▸ Task goal
Return the material word for word. Do not include pictures.

▸ The input

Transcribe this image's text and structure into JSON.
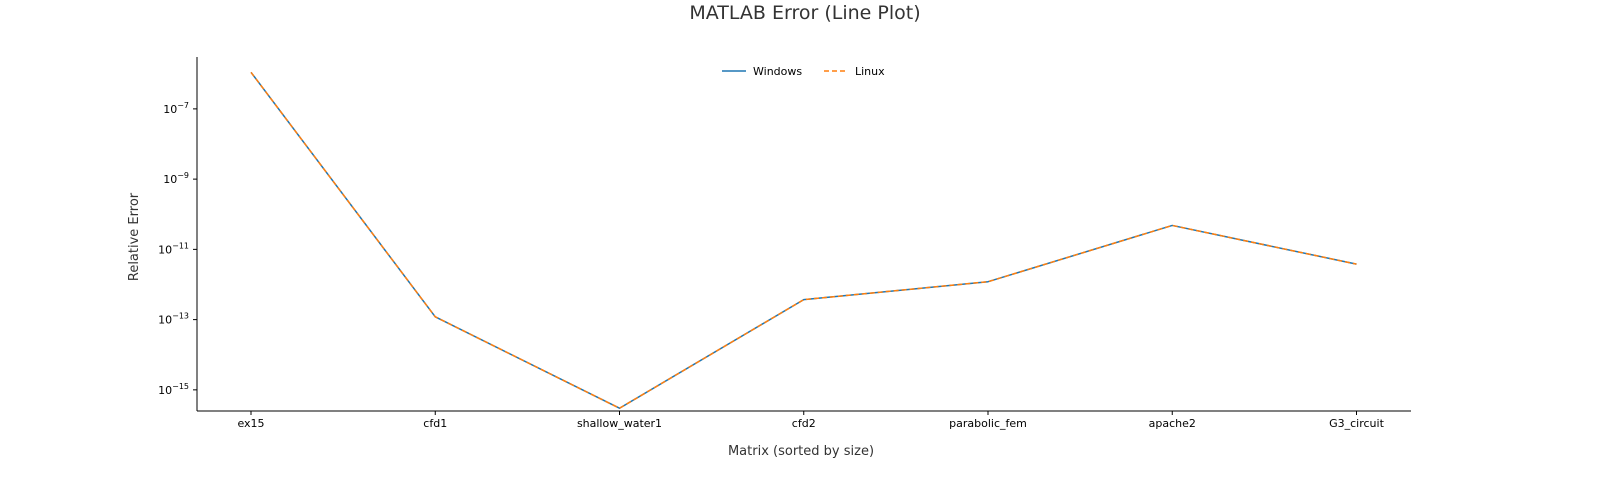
{
  "chart_data": {
    "type": "line",
    "title": "MATLAB Error (Line Plot)",
    "xlabel": "Matrix (sorted by size)",
    "ylabel": "Relative Error",
    "yscale": "log",
    "ylim": [
      2.5e-16,
      3e-06
    ],
    "y_ticks": [
      {
        "base": "10",
        "exp": "−7",
        "value": 1e-07
      },
      {
        "base": "10",
        "exp": "−9",
        "value": 1e-09
      },
      {
        "base": "10",
        "exp": "−11",
        "value": 1e-11
      },
      {
        "base": "10",
        "exp": "−13",
        "value": 1e-13
      },
      {
        "base": "10",
        "exp": "−15",
        "value": 1e-15
      }
    ],
    "categories": [
      "ex15",
      "cfd1",
      "shallow_water1",
      "cfd2",
      "parabolic_fem",
      "apache2",
      "G3_circuit"
    ],
    "series": [
      {
        "name": "Windows",
        "values": [
          1.1e-06,
          1.2e-13,
          3e-16,
          3.7e-13,
          1.2e-12,
          4.8e-11,
          3.8e-12
        ]
      },
      {
        "name": "Linux",
        "values": [
          1.1e-06,
          1.2e-13,
          3e-16,
          3.7e-13,
          1.2e-12,
          4.8e-11,
          3.8e-12
        ]
      }
    ],
    "legend": "top-center",
    "grid": false,
    "colors": {
      "Windows": "#1f77b4",
      "Linux": "#ff7f0e"
    }
  }
}
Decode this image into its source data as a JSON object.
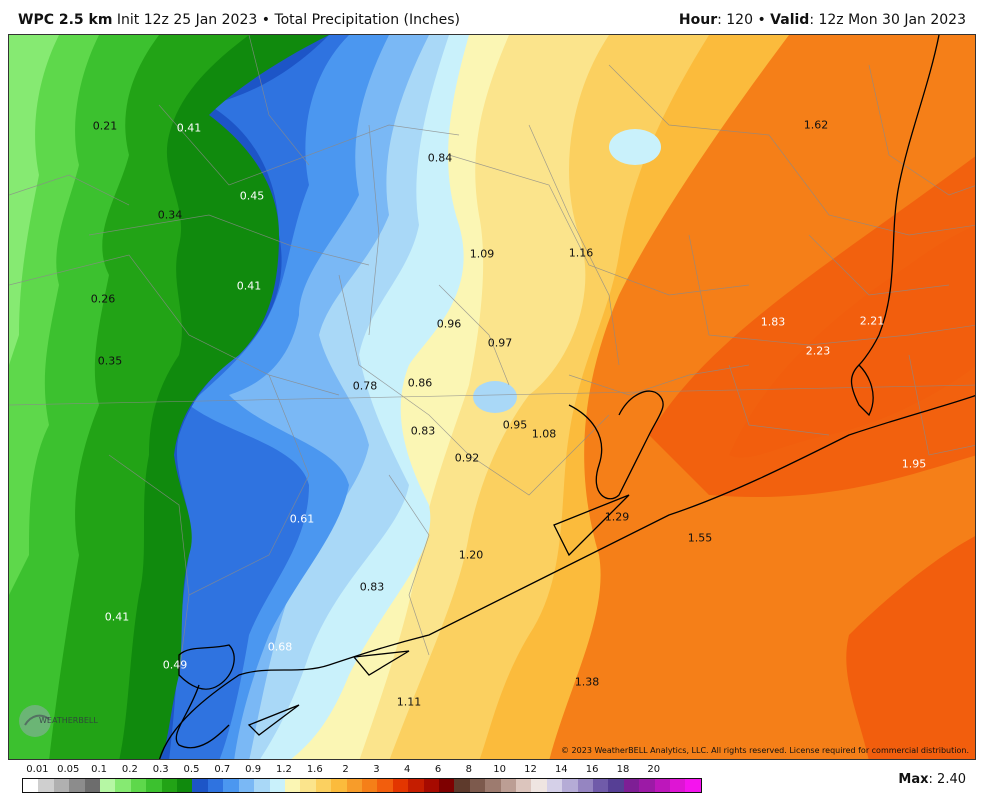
{
  "header": {
    "model": "WPC 2.5 km",
    "init": "Init 12z 25 Jan 2023",
    "bullet": "•",
    "product": "Total Precipitation (Inches)",
    "hour_label": "Hour",
    "hour_value": ": 120",
    "valid_label": "Valid",
    "valid_value": ": 12z Mon 30 Jan 2023"
  },
  "map": {
    "labels": [
      {
        "text": "0.21",
        "tone": "dark"
      },
      {
        "text": "0.41",
        "tone": "light"
      },
      {
        "text": "0.45",
        "tone": "light"
      },
      {
        "text": "0.34",
        "tone": "dark"
      },
      {
        "text": "0.26",
        "tone": "dark"
      },
      {
        "text": "0.41",
        "tone": "light"
      },
      {
        "text": "0.35",
        "tone": "dark"
      },
      {
        "text": "0.84",
        "tone": "dark"
      },
      {
        "text": "1.09",
        "tone": "dark"
      },
      {
        "text": "1.16",
        "tone": "dark"
      },
      {
        "text": "1.62",
        "tone": "dark"
      },
      {
        "text": "0.96",
        "tone": "dark"
      },
      {
        "text": "0.97",
        "tone": "dark"
      },
      {
        "text": "1.83",
        "tone": "light"
      },
      {
        "text": "2.21",
        "tone": "light"
      },
      {
        "text": "2.23",
        "tone": "light"
      },
      {
        "text": "0.78",
        "tone": "dark"
      },
      {
        "text": "0.86",
        "tone": "dark"
      },
      {
        "text": "0.83",
        "tone": "dark"
      },
      {
        "text": "0.95",
        "tone": "dark"
      },
      {
        "text": "1.08",
        "tone": "dark"
      },
      {
        "text": "0.92",
        "tone": "dark"
      },
      {
        "text": "1.95",
        "tone": "light"
      },
      {
        "text": "0.61",
        "tone": "light"
      },
      {
        "text": "1.29",
        "tone": "dark"
      },
      {
        "text": "1.55",
        "tone": "dark"
      },
      {
        "text": "1.20",
        "tone": "dark"
      },
      {
        "text": "0.83",
        "tone": "dark"
      },
      {
        "text": "0.41",
        "tone": "light"
      },
      {
        "text": "0.68",
        "tone": "light"
      },
      {
        "text": "0.49",
        "tone": "light"
      },
      {
        "text": "1.38",
        "tone": "dark"
      },
      {
        "text": "1.11",
        "tone": "dark"
      }
    ],
    "copyright": "© 2023 WeatherBELL Analytics, LLC. All rights reserved. License required for commercial distribution.",
    "logo_text": "WEATHERBELL"
  },
  "legend": {
    "labels": [
      "0.01",
      "0.05",
      "0.1",
      "0.2",
      "0.3",
      "0.5",
      "0.7",
      "0.9",
      "1.2",
      "1.6",
      "2",
      "3",
      "4",
      "6",
      "8",
      "10",
      "12",
      "14",
      "16",
      "18",
      "20"
    ],
    "colors": [
      "#ffffff",
      "#cfcfcf",
      "#b0b0b0",
      "#8c8c8c",
      "#6d6d6d",
      "#b6f7a4",
      "#86ea72",
      "#5ed84b",
      "#3cc12f",
      "#22a316",
      "#108a0d",
      "#1d55c7",
      "#2f73e0",
      "#4b97f0",
      "#7ab8f5",
      "#a9d8f7",
      "#c9f1fb",
      "#fbf6b4",
      "#fbe48c",
      "#fbd060",
      "#fbbb3c",
      "#f79c2a",
      "#f57f18",
      "#f25e0d",
      "#e33600",
      "#c51d00",
      "#a60a00",
      "#7e0000",
      "#5e3a2c",
      "#7d5a4d",
      "#9d7b6f",
      "#bc9e94",
      "#dcc5bd",
      "#efe5e1",
      "#d5d0e8",
      "#b5acd6",
      "#9585c1",
      "#705ba9",
      "#563f95",
      "#7e1f95",
      "#9c1aa6",
      "#bd17bb",
      "#de15d4",
      "#f514ee"
    ],
    "max_label": "Max",
    "max_value": ": 2.40"
  }
}
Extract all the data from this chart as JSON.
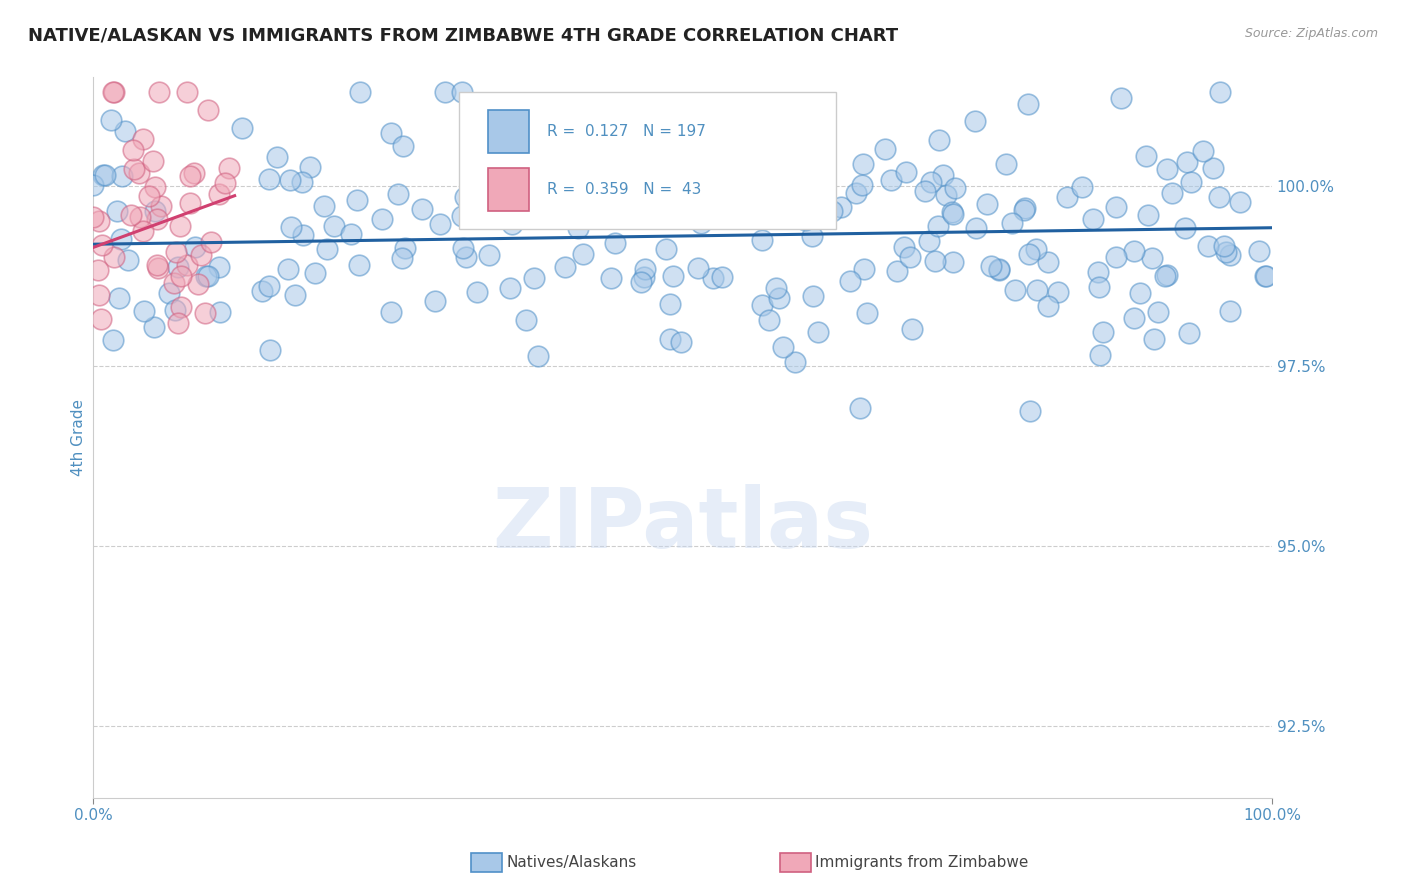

▸ Task result
Transcribe this image's text and structure into JSON.
{
  "chart_data": {
    "type": "line",
    "title": "MATLAB Error (Line Plot)",
    "xlabel": "Matrix (sorted by size)",
    "ylabel": "Relative Error",
    "yscale": "log",
    "ylim": [
      2.5e-16,
      3e-06
    ],
    "y_ticks": [
      {
        "base": "10",
        "exp": "−7",
        "value": 1e-07
      },
      {
        "base": "10",
        "exp": "−9",
        "value": 1e-09
      },
      {
        "base": "10",
        "exp": "−11",
        "value": 1e-11
      },
      {
        "base": "10",
        "exp": "−13",
        "value": 1e-13
      },
      {
        "base": "10",
        "exp": "−15",
        "value": 1e-15
      }
    ],
    "categories": [
      "ex15",
      "cfd1",
      "shallow_water1",
      "cfd2",
      "parabolic_fem",
      "apache2",
      "G3_circuit"
    ],
    "series": [
      {
        "name": "Windows",
        "values": [
          1.1e-06,
          1.2e-13,
          3e-16,
          3.7e-13,
          1.2e-12,
          4.8e-11,
          3.8e-12
        ]
      },
      {
        "name": "Linux",
        "values": [
          1.1e-06,
          1.2e-13,
          3e-16,
          3.7e-13,
          1.2e-12,
          4.8e-11,
          3.8e-12
        ]
      }
    ],
    "legend": "top-center",
    "grid": false,
    "colors": {
      "Windows": "#1f77b4",
      "Linux": "#ff7f0e"
    }
  }
}
Decode this image into its source data as a JSON object.
{
  "header": {
    "model": "WPC 2.5 km",
    "init": "Init 12z 25 Jan 2023",
    "bullet": "•",
    "product": "Total Precipitation (Inches)",
    "hour_label": "Hour",
    "hour_value": ": 120",
    "valid_label": "Valid",
    "valid_value": ": 12z Mon 30 Jan 2023"
  },
  "map": {
    "labels": [
      {
        "text": "0.21",
        "tone": "dark"
      },
      {
        "text": "0.41",
        "tone": "light"
      },
      {
        "text": "0.45",
        "tone": "light"
      },
      {
        "text": "0.34",
        "tone": "dark"
      },
      {
        "text": "0.26",
        "tone": "dark"
      },
      {
        "text": "0.41",
        "tone": "light"
      },
      {
        "text": "0.35",
        "tone": "dark"
      },
      {
        "text": "0.84",
        "tone": "dark"
      },
      {
        "text": "1.09",
        "tone": "dark"
      },
      {
        "text": "1.16",
        "tone": "dark"
      },
      {
        "text": "1.62",
        "tone": "dark"
      },
      {
        "text": "0.96",
        "tone": "dark"
      },
      {
        "text": "0.97",
        "tone": "dark"
      },
      {
        "text": "1.83",
        "tone": "light"
      },
      {
        "text": "2.21",
        "tone": "light"
      },
      {
        "text": "2.23",
        "tone": "light"
      },
      {
        "text": "0.78",
        "tone": "dark"
      },
      {
        "text": "0.86",
        "tone": "dark"
      },
      {
        "text": "0.83",
        "tone": "dark"
      },
      {
        "text": "0.95",
        "tone": "dark"
      },
      {
        "text": "1.08",
        "tone": "dark"
      },
      {
        "text": "0.92",
        "tone": "dark"
      },
      {
        "text": "1.95",
        "tone": "light"
      },
      {
        "text": "0.61",
        "tone": "light"
      },
      {
        "text": "1.29",
        "tone": "dark"
      },
      {
        "text": "1.55",
        "tone": "dark"
      },
      {
        "text": "1.20",
        "tone": "dark"
      },
      {
        "text": "0.83",
        "tone": "dark"
      },
      {
        "text": "0.41",
        "tone": "light"
      },
      {
        "text": "0.68",
        "tone": "light"
      },
      {
        "text": "0.49",
        "tone": "light"
      },
      {
        "text": "1.38",
        "tone": "dark"
      },
      {
        "text": "1.11",
        "tone": "dark"
      }
    ],
    "copyright": "© 2023 WeatherBELL Analytics, LLC. All rights reserved. License required for commercial distribution.",
    "logo_text": "WEATHERBELL"
  },
  "legend": {
    "labels": [
      "0.01",
      "0.05",
      "0.1",
      "0.2",
      "0.3",
      "0.5",
      "0.7",
      "0.9",
      "1.2",
      "1.6",
      "2",
      "3",
      "4",
      "6",
      "8",
      "10",
      "12",
      "14",
      "16",
      "18",
      "20"
    ],
    "colors": [
      "#ffffff",
      "#cfcfcf",
      "#b0b0b0",
      "#8c8c8c",
      "#6d6d6d",
      "#b6f7a4",
      "#86ea72",
      "#5ed84b",
      "#3cc12f",
      "#22a316",
      "#108a0d",
      "#1d55c7",
      "#2f73e0",
      "#4b97f0",
      "#7ab8f5",
      "#a9d8f7",
      "#c9f1fb",
      "#fbf6b4",
      "#fbe48c",
      "#fbd060",
      "#fbbb3c",
      "#f79c2a",
      "#f57f18",
      "#f25e0d",
      "#e33600",
      "#c51d00",
      "#a60a00",
      "#7e0000",
      "#5e3a2c",
      "#7d5a4d",
      "#9d7b6f",
      "#bc9e94",
      "#dcc5bd",
      "#efe5e1",
      "#d5d0e8",
      "#b5acd6",
      "#9585c1",
      "#705ba9",
      "#563f95",
      "#7e1f95",
      "#9c1aa6",
      "#bd17bb",
      "#de15d4",
      "#f514ee"
    ],
    "max_label": "Max",
    "max_value": ": 2.40"
  }
}
Extract all the data from this chart as JSON.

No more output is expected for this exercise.